> _Written problem_
Repeat, exactly and in full, the lines of the listing below, but without any pictures.

> _Material to process_
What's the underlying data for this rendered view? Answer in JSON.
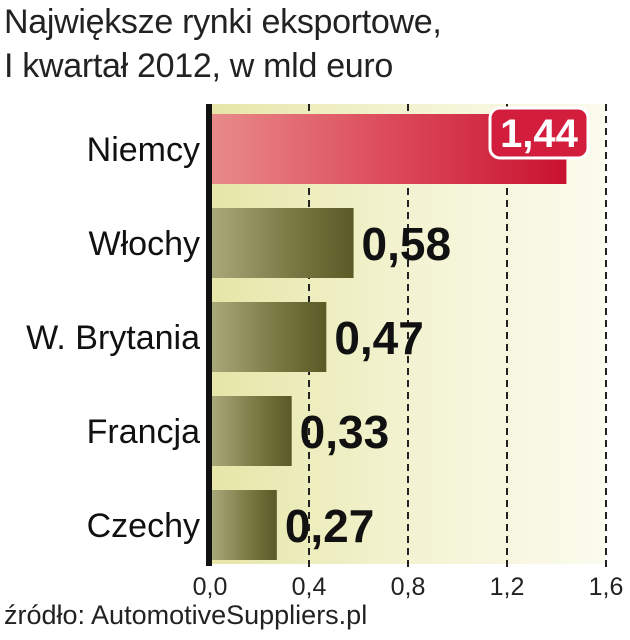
{
  "title_lines": [
    "Największe rynki eksportowe,",
    "I kwartał 2012, w mld euro"
  ],
  "source": "źródło: AutomotiveSuppliers.pl",
  "colors": {
    "highlight_bar": "#d63048",
    "bar": "#6b6b33",
    "plot_background": "#f1f1c8",
    "highlight_badge": "#d21e3c"
  },
  "chart_data": {
    "type": "bar",
    "orientation": "horizontal",
    "title": "Największe rynki eksportowe, I kwartał 2012, w mld euro",
    "categories": [
      "Niemcy",
      "Włochy",
      "W. Brytania",
      "Francja",
      "Czechy"
    ],
    "values": [
      1.44,
      0.58,
      0.47,
      0.33,
      0.27
    ],
    "value_labels": [
      "1,44",
      "0,58",
      "0,47",
      "0,33",
      "0,27"
    ],
    "highlight_index": 0,
    "xlim": [
      0,
      1.6
    ],
    "xticks": [
      0,
      0.4,
      0.8,
      1.2,
      1.6
    ],
    "xtick_labels": [
      "0,0",
      "0,4",
      "0,8",
      "1,2",
      "1,6"
    ],
    "grid": "vertical dashed",
    "xlabel": "",
    "ylabel": ""
  }
}
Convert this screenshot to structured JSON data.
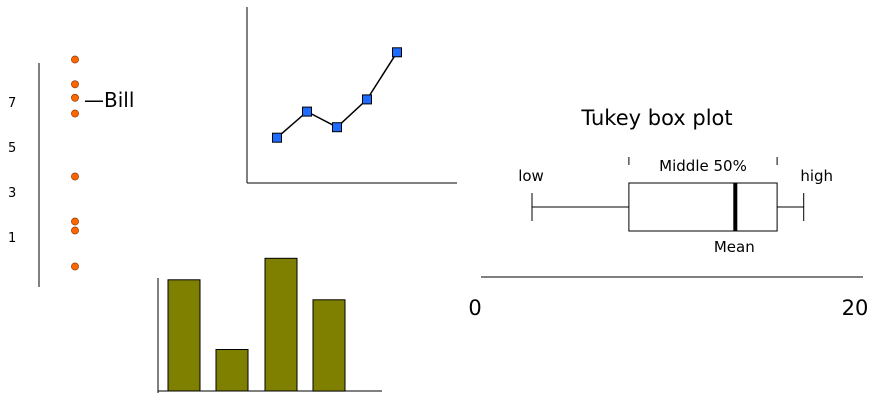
{
  "chart_data": [
    {
      "type": "scatter",
      "y_ticks": [
        "7",
        "5",
        "3",
        "1"
      ],
      "y_tick_values": [
        7,
        5,
        3,
        1
      ],
      "ylim": [
        -0.2,
        9.2
      ],
      "points": [
        8.8,
        7.7,
        7.1,
        6.4,
        3.6,
        1.6,
        1.2,
        -0.4
      ],
      "annotation": {
        "text": "—Bill",
        "point_index": 1
      },
      "marker_color": "#ff6600"
    },
    {
      "type": "line",
      "x": [
        1,
        2,
        3,
        4,
        5
      ],
      "values": [
        1.3,
        2.8,
        1.9,
        3.5,
        6.2
      ],
      "xlim": [
        0,
        7
      ],
      "ylim": [
        -1.3,
        8.8
      ],
      "marker_color": "#1e6bff"
    },
    {
      "type": "bar",
      "categories": [
        "",
        "",
        "",
        ""
      ],
      "values": [
        6.7,
        2.5,
        8.0,
        5.5
      ],
      "ylim": [
        0,
        8.8
      ],
      "bar_color": "#808000"
    },
    {
      "type": "box",
      "title": "Tukey box plot",
      "labels": {
        "low": "low",
        "middle": "Middle 50%",
        "high": "high",
        "mean": "Mean"
      },
      "xlim": [
        0,
        20
      ],
      "axis_ticks": [
        "0",
        "20"
      ],
      "whisker_low": 3.0,
      "q1": 8.1,
      "mean": 13.7,
      "q3": 15.9,
      "whisker_high": 17.3
    }
  ]
}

> _Reply_
What's the underlying data for this rendered view? Answer in JSON.
{
  "title_lines": [
    "Największe rynki eksportowe,",
    "I kwartał 2012, w mld euro"
  ],
  "source": "źródło: AutomotiveSuppliers.pl",
  "colors": {
    "highlight_bar": "#d63048",
    "bar": "#6b6b33",
    "plot_background": "#f1f1c8",
    "highlight_badge": "#d21e3c"
  },
  "chart_data": {
    "type": "bar",
    "orientation": "horizontal",
    "title": "Największe rynki eksportowe, I kwartał 2012, w mld euro",
    "categories": [
      "Niemcy",
      "Włochy",
      "W. Brytania",
      "Francja",
      "Czechy"
    ],
    "values": [
      1.44,
      0.58,
      0.47,
      0.33,
      0.27
    ],
    "value_labels": [
      "1,44",
      "0,58",
      "0,47",
      "0,33",
      "0,27"
    ],
    "highlight_index": 0,
    "xlim": [
      0,
      1.6
    ],
    "xticks": [
      0,
      0.4,
      0.8,
      1.2,
      1.6
    ],
    "xtick_labels": [
      "0,0",
      "0,4",
      "0,8",
      "1,2",
      "1,6"
    ],
    "grid": "vertical dashed",
    "xlabel": "",
    "ylabel": ""
  }
}
Convert this screenshot to structured JSON data.
{
  "chart_data": [
    {
      "type": "scatter",
      "y_ticks": [
        "7",
        "5",
        "3",
        "1"
      ],
      "y_tick_values": [
        7,
        5,
        3,
        1
      ],
      "ylim": [
        -0.2,
        9.2
      ],
      "points": [
        8.8,
        7.7,
        7.1,
        6.4,
        3.6,
        1.6,
        1.2,
        -0.4
      ],
      "annotation": {
        "text": "—Bill",
        "point_index": 1
      },
      "marker_color": "#ff6600"
    },
    {
      "type": "line",
      "x": [
        1,
        2,
        3,
        4,
        5
      ],
      "values": [
        1.3,
        2.8,
        1.9,
        3.5,
        6.2
      ],
      "xlim": [
        0,
        7
      ],
      "ylim": [
        -1.3,
        8.8
      ],
      "marker_color": "#1e6bff"
    },
    {
      "type": "bar",
      "categories": [
        "",
        "",
        "",
        ""
      ],
      "values": [
        6.7,
        2.5,
        8.0,
        5.5
      ],
      "ylim": [
        0,
        8.8
      ],
      "bar_color": "#808000"
    },
    {
      "type": "box",
      "title": "Tukey box plot",
      "labels": {
        "low": "low",
        "middle": "Middle 50%",
        "high": "high",
        "mean": "Mean"
      },
      "xlim": [
        0,
        20
      ],
      "axis_ticks": [
        "0",
        "20"
      ],
      "whisker_low": 3.0,
      "q1": 8.1,
      "mean": 13.7,
      "q3": 15.9,
      "whisker_high": 17.3
    }
  ]
}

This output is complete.